DOCUMENTO FUENTE ▸
• • • • •

La Jornada martes 22 de diciembre de 1998

Adolfo Gilly
Acteal y la guerra perdida

A un año de la matanza de Acteal, el doctor Ernesto Zedillo, comandante en jefe del Ejército Mexicano, ha perdido la guerra de Chiapas, tan seguramente como Estados Unidos había perdido la guerra de Vietnam, Francia la de Argelia y la Unión Soviética la de Afganistán bastante antes de que sus tropas se retiraran de la escena.

En estas tres guerras coloniales, las tropas estadunidenses, francesas y soviéticas habían combatido contra fuerzas locales. Pero en esa empresa sobre todo se habían empantanado, primero, en la resistencia inacabable de la población de los territorios invadidos; después, en la oposición creciente a la guerra de la sociedad de las respectivas metrópolis; y finalmente, como corolario, en las fisuras, el descontento y los síntomas de inconformidad dentro de sus propios ejércitos.

• • • • •

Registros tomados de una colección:
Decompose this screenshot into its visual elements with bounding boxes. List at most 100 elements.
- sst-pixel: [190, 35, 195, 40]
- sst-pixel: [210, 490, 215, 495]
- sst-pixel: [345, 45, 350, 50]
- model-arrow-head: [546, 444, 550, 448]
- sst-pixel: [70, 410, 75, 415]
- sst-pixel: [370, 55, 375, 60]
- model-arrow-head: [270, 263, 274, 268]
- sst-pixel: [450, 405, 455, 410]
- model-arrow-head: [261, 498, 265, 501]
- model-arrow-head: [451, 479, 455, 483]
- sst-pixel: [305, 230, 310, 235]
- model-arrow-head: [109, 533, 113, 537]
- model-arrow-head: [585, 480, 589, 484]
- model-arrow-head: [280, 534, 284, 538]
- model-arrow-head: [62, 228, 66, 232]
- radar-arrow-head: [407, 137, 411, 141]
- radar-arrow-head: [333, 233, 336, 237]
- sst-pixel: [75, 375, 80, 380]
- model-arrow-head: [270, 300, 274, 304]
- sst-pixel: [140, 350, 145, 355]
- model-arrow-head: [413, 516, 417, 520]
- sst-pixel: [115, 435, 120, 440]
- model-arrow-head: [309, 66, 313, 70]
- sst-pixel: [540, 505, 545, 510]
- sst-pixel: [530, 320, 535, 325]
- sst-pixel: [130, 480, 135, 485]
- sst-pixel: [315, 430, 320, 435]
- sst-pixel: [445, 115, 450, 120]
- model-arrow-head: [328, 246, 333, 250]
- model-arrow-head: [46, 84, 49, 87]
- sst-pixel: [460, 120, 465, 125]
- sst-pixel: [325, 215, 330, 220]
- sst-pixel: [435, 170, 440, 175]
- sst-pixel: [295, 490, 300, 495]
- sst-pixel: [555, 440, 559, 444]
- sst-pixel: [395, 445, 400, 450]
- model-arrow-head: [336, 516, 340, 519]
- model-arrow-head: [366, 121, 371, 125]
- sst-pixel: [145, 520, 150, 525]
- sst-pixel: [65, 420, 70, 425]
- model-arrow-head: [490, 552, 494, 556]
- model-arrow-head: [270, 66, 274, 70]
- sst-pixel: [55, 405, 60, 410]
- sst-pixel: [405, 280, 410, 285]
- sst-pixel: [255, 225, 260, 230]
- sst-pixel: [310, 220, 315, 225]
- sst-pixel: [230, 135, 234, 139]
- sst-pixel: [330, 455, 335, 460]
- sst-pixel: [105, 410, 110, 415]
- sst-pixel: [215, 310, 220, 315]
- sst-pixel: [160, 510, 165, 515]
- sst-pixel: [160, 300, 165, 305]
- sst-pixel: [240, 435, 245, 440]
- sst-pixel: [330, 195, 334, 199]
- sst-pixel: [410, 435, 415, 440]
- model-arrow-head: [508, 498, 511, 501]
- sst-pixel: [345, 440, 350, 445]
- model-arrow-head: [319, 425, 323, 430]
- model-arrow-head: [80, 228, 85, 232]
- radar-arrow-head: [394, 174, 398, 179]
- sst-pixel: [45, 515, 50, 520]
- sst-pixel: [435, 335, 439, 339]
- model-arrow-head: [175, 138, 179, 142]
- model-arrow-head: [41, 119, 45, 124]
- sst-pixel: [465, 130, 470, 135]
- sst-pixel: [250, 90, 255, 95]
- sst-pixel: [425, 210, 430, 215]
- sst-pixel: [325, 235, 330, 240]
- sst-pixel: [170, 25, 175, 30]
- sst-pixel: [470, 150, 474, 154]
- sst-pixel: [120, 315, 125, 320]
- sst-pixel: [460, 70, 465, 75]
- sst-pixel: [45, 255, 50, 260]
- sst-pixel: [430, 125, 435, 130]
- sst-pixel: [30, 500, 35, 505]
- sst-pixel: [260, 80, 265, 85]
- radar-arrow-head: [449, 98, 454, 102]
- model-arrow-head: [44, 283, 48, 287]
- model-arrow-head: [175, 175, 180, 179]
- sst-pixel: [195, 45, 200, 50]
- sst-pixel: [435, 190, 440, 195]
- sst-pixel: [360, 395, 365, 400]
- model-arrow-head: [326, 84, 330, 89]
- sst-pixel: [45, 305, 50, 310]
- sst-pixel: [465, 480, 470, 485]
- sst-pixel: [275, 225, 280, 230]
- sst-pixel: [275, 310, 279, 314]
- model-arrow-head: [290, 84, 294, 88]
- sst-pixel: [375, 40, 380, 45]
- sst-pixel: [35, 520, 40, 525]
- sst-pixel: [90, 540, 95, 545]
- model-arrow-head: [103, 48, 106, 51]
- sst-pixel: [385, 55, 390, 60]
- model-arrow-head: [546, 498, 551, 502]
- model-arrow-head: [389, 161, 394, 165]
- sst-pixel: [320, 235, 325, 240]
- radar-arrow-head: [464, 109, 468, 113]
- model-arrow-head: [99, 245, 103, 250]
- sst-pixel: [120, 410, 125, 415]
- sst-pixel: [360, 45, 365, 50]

• • • • •

QUÉ HACER ▸
Copia de nuevo el pasaje del texto sobre Acteal que comienza en las palabras "Adolfo Gilly" y termina tras "sus propios ejércitos.", reemplazando "Ejército Mexicano" por "Ejército Federal". Estos registros no tienen relación con el texto sobre Acteal.

SOLUCIÓN DE LA TAREA ▸
Adolfo Gilly
Acteal y la guerra perdida

A un año de la matanza de Acteal, el doctor Ernesto Zedillo, comandante en jefe del Ejército Federal, ha perdido la guerra de Chiapas, tan seguramente como Estados Unidos había perdido la guerra de Vietnam, Francia la de Argelia y la Unión Soviética la de Afganistán bastante antes de que sus tropas se retiraran de la escena.

En estas tres guerras coloniales, las tropas estadunidenses, francesas y soviéticas habían combatido contra fuerzas locales. Pero en esa empresa sobre todo se habían empantanado, primero, en la resistencia inacabable de la población de los territorios invadidos; después, en la oposición creciente a la guerra de la sociedad de las respectivas metrópolis; y finalmente, como corolario, en las fisuras, el descontento y los síntomas de inconformidad dentro de sus propios ejércitos.